What you have to do:
State only how many lines below include the string "Responsable".

Records to process:
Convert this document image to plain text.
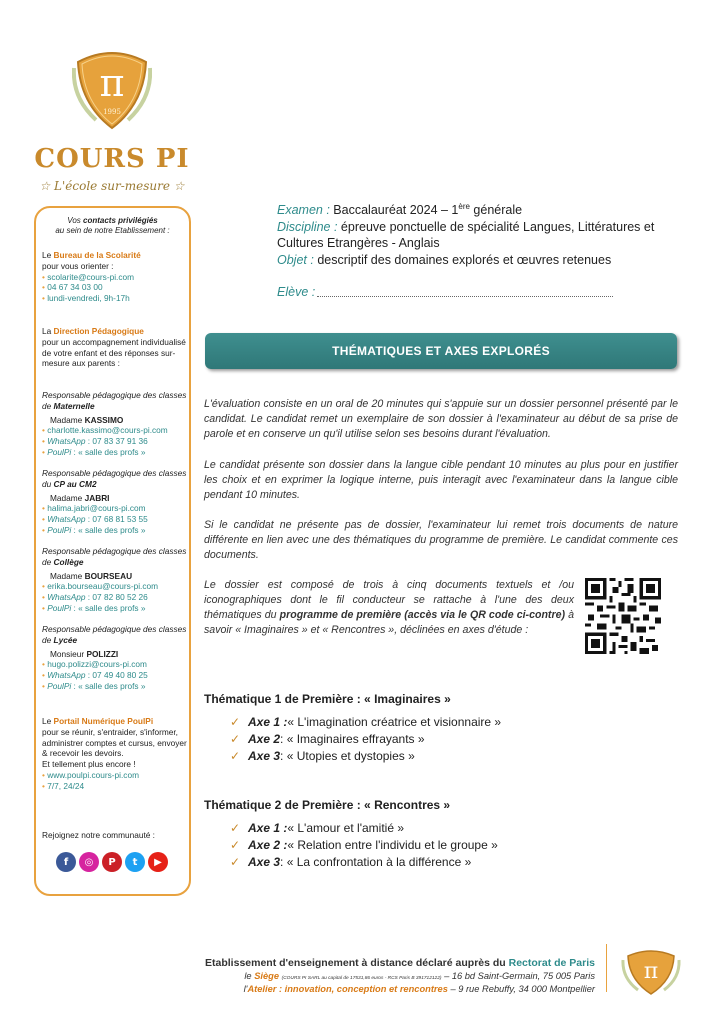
π
1995
COURS PI
☆ L'école sur-mesure ☆
Vos contacts privilégiés
au sein de notre Etablissement :
Le Bureau de la Scolarité
pour vous orienter :
• scolarite@cours-pi.com
• 04 67 34 03 00
• lundi-vendredi, 9h-17h
La Direction Pédagogique
pour un accompagnement individualisé de votre enfant et des réponses sur-mesure aux parents :
Responsable pédagogique des classes de Maternelle
Madame KASSIMO
• charlotte.kassimo@cours-pi.com
• WhatsApp : 07 83 37 91 36
• PoulPi : « salle des profs »
Responsable pédagogique des classes du CP au CM2
Madame JABRI
• halima.jabri@cours-pi.com
• WhatsApp : 07 68 81 53 55
• PoulPi : « salle des profs »
Responsable pédagogique des classes de Collège
Madame BOURSEAU
• erika.bourseau@cours-pi.com
• WhatsApp : 07 82 80 52 26
• PoulPi : « salle des profs »
Responsable pédagogique des classes de Lycée
Monsieur POLIZZI
• hugo.polizzi@cours-pi.com
• WhatsApp : 07 49 40 80 25
• PoulPi : « salle des profs »
Le Portail Numérique PoulPi
pour se réunir, s'entraider, s'informer, administrer comptes et cursus, envoyer & recevoir les devoirs.
Et tellement plus encore !
• www.poulpi.cours-pi.com
• 7/7, 24/24
Rejoignez notre communauté :
f	◎	P	t	▶
Examen : Baccalauréat 2024 – 1ère générale
Discipline : épreuve ponctuelle de spécialité Langues, Littératures et Cultures Etrangères - Anglais
Objet : descriptif des domaines explorés et œuvres retenues
Elève :
THÉMATIQUES ET AXES EXPLORÉS
L'évaluation consiste en un oral de 20 minutes qui s'appuie sur un dossier personnel présenté par le candidat. Le candidat remet un exemplaire de son dossier à l'examinateur au début de sa prise de parole et en conserve un qu'il utilise selon ses besoins durant l'évaluation.
Le candidat présente son dossier dans la langue cible pendant 10 minutes au plus pour en justifier les choix et en exprimer la logique interne, puis interagit avec l'examinateur dans la langue cible pendant 10 minutes.
Si le candidat ne présente pas de dossier, l'examinateur lui remet trois documents de nature différente en lien avec une des thématiques du programme de première. Le candidat commente ces documents.
Le dossier est composé de trois à cinq documents textuels et /ou iconographiques dont le fil conducteur se rattache à l'une des deux thématiques du programme de première (accès via le QR code ci-contre) à savoir « Imaginaires » et « Rencontres », déclinées en axes d'étude :
Thématique 1 de Première : « Imaginaires »
✓ Axe 1 : « L'imagination créatrice et visionnaire »
✓ Axe 2 : « Imaginaires effrayants »
✓ Axe 3 : « Utopies et dystopies »
Thématique 2 de Première : « Rencontres »
✓ Axe 1 : « L'amour et l'amitié »
✓ Axe 2 : « Relation entre l'individu et le groupe »
✓ Axe 3 : « La confrontation à la différence »
Etablissement d'enseignement à distance déclaré auprès du Rectorat de Paris
le Siège (COURS PI SARL au capital de 17531,86 euros - RCS Paris B 391712122) – 16 bd Saint-Germain, 75 005 Paris
l'Atelier : innovation, conception et rencontres – 9 rue Rebuffy, 34 000 Montpellier
π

Complete output:
4